## begin
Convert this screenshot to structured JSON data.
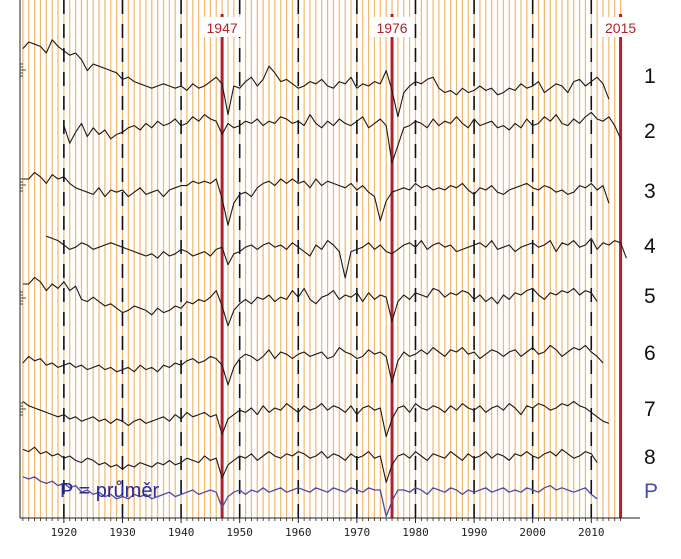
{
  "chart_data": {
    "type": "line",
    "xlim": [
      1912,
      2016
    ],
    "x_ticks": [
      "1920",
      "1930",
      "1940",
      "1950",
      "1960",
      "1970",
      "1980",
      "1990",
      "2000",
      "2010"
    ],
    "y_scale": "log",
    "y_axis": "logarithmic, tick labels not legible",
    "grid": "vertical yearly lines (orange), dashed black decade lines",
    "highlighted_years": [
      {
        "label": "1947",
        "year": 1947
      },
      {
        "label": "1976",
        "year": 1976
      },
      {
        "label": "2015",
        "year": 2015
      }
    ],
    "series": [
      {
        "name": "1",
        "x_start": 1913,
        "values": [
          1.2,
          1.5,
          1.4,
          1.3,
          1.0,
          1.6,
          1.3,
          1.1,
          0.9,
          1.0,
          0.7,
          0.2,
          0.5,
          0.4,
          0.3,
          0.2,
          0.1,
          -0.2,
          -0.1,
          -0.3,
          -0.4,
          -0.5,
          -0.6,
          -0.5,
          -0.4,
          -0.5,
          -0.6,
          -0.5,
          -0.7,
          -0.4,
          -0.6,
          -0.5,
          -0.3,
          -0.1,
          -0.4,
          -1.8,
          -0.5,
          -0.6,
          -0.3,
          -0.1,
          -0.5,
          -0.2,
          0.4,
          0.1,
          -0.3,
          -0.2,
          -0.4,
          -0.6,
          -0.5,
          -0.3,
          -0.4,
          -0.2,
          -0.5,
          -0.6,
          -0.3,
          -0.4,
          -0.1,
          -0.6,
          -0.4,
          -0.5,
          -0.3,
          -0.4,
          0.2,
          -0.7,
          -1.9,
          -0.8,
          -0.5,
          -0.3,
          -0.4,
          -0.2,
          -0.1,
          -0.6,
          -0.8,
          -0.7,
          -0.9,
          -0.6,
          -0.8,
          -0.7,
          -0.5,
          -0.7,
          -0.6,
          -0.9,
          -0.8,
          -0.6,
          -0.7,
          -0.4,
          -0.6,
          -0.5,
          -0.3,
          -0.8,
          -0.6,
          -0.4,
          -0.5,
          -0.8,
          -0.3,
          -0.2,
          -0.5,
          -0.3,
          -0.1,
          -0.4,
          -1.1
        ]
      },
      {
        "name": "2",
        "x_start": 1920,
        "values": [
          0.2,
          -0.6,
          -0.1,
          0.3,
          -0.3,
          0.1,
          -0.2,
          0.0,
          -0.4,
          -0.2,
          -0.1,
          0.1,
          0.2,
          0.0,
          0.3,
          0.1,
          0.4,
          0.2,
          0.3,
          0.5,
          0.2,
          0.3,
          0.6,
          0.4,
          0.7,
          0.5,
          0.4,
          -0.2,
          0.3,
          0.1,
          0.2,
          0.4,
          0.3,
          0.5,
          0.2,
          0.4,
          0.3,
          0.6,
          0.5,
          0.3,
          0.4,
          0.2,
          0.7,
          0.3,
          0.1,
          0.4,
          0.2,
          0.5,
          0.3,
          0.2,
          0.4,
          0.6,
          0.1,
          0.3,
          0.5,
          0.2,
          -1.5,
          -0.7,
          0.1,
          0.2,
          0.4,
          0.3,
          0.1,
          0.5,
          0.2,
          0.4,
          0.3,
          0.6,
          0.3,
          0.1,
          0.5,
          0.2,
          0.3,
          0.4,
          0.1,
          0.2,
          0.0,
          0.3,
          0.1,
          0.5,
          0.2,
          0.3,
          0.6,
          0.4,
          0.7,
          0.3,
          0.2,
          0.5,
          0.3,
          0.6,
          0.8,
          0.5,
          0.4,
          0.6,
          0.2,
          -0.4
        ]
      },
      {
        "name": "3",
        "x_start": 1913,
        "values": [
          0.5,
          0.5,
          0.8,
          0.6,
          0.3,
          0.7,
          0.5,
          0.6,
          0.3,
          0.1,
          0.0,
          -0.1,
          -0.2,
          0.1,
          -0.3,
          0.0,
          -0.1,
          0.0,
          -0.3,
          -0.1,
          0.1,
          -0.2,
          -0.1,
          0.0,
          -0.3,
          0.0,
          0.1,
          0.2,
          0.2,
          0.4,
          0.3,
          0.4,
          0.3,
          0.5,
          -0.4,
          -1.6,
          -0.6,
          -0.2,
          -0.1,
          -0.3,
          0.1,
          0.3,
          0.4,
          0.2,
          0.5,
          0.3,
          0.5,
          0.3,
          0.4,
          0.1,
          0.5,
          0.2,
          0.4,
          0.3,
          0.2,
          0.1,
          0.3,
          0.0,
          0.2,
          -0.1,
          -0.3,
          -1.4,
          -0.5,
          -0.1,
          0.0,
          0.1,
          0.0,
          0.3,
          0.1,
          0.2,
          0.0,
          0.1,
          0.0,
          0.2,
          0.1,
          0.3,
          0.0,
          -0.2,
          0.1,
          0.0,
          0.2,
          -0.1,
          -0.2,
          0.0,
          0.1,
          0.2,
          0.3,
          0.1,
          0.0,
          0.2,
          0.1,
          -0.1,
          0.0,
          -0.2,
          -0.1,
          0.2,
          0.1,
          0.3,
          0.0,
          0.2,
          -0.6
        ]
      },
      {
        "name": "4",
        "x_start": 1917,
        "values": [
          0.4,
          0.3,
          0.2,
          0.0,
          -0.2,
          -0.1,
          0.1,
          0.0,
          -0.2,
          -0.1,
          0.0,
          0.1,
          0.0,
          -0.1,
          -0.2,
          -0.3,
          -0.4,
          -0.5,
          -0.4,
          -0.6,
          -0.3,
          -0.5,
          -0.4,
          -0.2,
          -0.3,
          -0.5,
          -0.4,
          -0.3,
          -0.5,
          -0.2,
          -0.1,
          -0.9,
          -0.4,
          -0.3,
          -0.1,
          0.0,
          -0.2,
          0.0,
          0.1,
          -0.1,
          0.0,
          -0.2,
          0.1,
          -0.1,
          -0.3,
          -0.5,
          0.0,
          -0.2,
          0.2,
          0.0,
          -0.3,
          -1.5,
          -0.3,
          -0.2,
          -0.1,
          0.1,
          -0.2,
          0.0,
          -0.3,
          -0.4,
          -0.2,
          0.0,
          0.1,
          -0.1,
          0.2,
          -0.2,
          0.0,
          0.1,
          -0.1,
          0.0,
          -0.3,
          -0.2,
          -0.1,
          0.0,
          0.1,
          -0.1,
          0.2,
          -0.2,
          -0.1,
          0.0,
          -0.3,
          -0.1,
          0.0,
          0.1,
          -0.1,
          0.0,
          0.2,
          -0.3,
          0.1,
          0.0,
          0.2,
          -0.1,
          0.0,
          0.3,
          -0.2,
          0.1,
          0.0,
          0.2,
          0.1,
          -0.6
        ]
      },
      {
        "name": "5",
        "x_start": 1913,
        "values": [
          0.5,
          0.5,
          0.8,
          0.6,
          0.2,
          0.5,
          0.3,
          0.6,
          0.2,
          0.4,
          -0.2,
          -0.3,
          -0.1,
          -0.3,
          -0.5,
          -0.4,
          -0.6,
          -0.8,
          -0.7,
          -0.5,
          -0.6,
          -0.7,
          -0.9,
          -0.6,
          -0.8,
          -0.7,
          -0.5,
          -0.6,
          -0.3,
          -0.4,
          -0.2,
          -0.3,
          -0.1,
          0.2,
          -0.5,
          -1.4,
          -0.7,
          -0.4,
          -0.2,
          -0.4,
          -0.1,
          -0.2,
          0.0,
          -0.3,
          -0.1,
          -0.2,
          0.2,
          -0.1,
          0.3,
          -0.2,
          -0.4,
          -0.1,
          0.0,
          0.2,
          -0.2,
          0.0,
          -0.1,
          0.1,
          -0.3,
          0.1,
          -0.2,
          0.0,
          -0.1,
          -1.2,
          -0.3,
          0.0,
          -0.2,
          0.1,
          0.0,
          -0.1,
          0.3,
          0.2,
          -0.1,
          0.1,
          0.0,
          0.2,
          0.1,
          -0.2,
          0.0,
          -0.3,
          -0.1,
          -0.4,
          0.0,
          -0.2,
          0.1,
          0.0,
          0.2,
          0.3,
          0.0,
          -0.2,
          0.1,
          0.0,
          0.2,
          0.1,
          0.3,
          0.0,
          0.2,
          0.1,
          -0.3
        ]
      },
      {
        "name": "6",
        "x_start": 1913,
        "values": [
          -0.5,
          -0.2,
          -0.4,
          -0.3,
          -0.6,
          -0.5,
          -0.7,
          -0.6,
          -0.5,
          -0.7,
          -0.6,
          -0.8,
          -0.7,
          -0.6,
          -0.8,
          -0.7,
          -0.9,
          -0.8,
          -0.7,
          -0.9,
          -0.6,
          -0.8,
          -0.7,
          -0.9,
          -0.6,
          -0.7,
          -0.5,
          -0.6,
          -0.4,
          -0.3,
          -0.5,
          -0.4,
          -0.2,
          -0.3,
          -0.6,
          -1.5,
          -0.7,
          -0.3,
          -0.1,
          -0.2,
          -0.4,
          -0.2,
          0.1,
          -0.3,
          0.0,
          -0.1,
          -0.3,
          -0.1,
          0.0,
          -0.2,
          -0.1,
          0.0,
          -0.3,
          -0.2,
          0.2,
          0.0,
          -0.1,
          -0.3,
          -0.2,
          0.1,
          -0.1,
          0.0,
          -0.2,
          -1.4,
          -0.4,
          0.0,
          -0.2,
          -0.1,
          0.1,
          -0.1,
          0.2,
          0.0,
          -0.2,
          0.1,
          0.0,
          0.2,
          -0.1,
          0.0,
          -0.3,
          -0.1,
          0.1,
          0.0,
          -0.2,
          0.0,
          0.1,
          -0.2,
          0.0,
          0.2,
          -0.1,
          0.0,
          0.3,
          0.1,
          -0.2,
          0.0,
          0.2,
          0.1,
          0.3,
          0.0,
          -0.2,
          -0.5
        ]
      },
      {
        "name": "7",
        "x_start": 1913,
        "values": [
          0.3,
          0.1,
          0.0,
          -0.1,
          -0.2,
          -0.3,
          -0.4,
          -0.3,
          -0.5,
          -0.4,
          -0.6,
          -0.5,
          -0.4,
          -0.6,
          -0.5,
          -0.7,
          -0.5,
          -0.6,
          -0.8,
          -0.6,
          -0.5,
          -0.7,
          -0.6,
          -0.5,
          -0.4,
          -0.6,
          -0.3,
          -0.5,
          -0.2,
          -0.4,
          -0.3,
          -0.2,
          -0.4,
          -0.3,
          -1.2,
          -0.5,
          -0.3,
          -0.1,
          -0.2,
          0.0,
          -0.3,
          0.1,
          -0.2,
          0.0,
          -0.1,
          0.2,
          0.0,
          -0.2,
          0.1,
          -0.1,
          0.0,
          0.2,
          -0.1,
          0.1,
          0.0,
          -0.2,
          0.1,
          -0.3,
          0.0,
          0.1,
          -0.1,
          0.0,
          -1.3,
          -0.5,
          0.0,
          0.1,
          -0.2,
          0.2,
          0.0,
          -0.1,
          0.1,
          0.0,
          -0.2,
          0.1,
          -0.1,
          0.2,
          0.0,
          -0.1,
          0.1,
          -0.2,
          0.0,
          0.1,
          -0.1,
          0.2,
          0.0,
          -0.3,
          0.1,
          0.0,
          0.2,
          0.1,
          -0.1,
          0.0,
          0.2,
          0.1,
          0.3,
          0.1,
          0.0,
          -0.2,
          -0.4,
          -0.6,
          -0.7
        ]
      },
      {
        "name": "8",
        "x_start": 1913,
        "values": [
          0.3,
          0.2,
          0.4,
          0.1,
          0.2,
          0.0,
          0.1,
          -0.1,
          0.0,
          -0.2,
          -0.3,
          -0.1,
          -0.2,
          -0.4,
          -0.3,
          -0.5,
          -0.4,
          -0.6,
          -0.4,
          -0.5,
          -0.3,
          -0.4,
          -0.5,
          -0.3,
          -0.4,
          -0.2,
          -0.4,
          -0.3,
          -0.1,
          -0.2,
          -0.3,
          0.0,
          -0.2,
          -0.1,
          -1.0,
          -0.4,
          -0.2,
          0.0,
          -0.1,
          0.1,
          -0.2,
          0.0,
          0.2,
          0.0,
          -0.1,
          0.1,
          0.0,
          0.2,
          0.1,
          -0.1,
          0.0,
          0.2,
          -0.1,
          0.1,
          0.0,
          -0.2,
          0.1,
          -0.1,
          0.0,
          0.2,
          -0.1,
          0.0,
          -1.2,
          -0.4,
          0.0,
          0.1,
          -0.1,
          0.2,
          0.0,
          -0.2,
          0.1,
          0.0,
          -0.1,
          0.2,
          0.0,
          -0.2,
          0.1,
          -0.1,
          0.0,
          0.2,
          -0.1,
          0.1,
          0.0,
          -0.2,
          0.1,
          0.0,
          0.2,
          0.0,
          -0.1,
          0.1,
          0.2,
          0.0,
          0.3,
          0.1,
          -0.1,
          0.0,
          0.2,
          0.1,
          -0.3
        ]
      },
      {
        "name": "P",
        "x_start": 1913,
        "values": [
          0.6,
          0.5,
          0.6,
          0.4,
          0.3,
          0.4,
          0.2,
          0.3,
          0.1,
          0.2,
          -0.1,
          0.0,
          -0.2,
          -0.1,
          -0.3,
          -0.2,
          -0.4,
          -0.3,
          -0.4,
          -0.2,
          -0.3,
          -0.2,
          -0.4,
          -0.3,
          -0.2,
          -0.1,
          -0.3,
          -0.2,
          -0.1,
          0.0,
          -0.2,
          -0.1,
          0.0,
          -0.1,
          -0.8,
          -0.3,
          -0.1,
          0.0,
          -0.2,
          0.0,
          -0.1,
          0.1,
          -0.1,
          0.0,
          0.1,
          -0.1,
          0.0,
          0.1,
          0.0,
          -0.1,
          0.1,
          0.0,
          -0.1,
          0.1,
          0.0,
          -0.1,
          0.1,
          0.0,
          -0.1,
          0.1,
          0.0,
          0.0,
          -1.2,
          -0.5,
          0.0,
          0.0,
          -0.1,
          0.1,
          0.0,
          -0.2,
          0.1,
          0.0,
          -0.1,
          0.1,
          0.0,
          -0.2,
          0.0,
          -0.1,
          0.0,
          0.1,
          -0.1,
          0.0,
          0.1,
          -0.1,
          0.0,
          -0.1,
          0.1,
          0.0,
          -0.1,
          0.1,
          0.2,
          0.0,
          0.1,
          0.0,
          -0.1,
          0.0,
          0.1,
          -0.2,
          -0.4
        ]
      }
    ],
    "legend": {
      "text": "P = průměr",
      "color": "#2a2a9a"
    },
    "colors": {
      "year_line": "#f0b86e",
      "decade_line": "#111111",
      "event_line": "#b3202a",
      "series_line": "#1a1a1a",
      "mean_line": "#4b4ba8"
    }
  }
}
## end
- Exercise: In the lines above, find each one with "name" and list it.

- Finished answer:
        "name": "1",
        "name": "2",
        "name": "3",
        "name": "4",
        "name": "5",
        "name": "6",
        "name": "7",
        "name": "8",
        "name": "P",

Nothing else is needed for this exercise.